- The request:
Identify each line in the records below that contains the word "name", and copy it.

- Provided records:
[START]

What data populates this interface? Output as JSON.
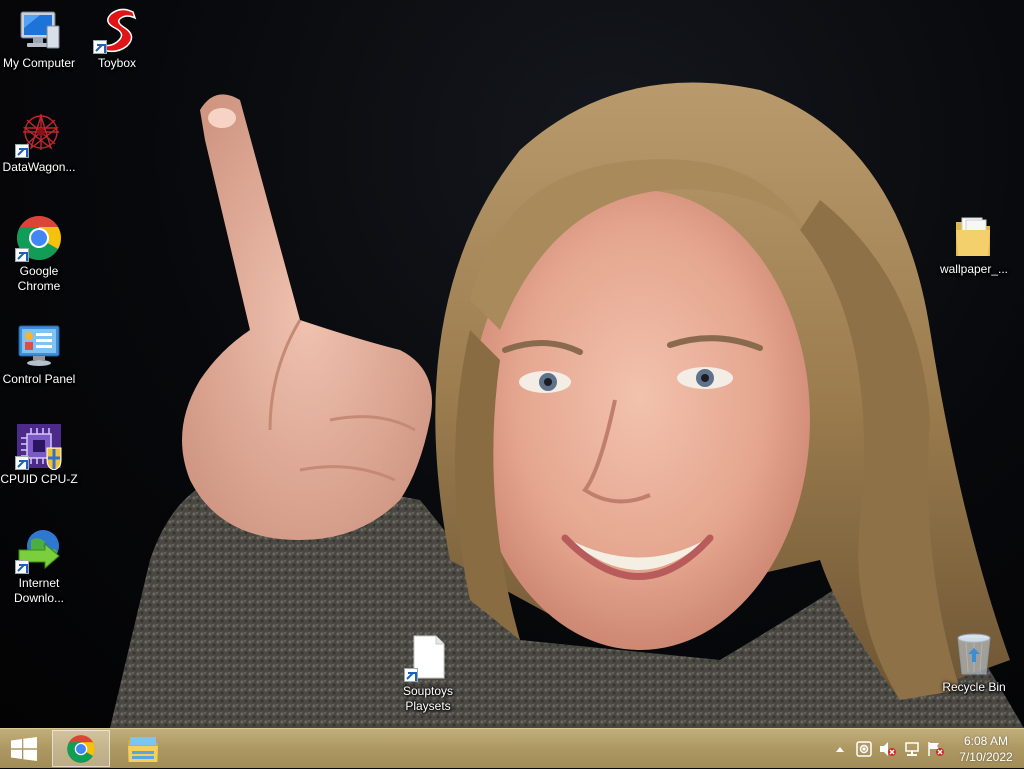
{
  "desktop": {
    "icons": [
      {
        "label": "My Computer"
      },
      {
        "label": "Toybox"
      },
      {
        "label": "DataWagon..."
      },
      {
        "label": "Google Chrome"
      },
      {
        "label": "Control Panel"
      },
      {
        "label": "CPUID CPU-Z"
      },
      {
        "label": "Internet Downlo..."
      },
      {
        "label": "Souptoys Playsets"
      },
      {
        "label": "wallpaper_..."
      },
      {
        "label": "Recycle Bin"
      }
    ]
  },
  "taskbar": {
    "pinned": [
      {
        "name": "Google Chrome",
        "icon": "chrome-icon",
        "active": true
      },
      {
        "name": "File Explorer",
        "icon": "folder-icon",
        "active": false
      }
    ],
    "tray": {
      "icons": [
        "chevron-up-icon",
        "network-adapter-icon",
        "volume-muted-icon",
        "ethernet-icon",
        "action-center-icon"
      ],
      "time": "6:08 AM",
      "date": "7/10/2022"
    }
  },
  "colors": {
    "taskbar": "#ad9863",
    "chrome_red": "#db4437",
    "chrome_yellow": "#f4c20d",
    "chrome_green": "#0f9d58",
    "chrome_blue": "#4285f4"
  }
}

[END]

- Written answer:
        "name": "Google Chrome",
        "name": "File Explorer",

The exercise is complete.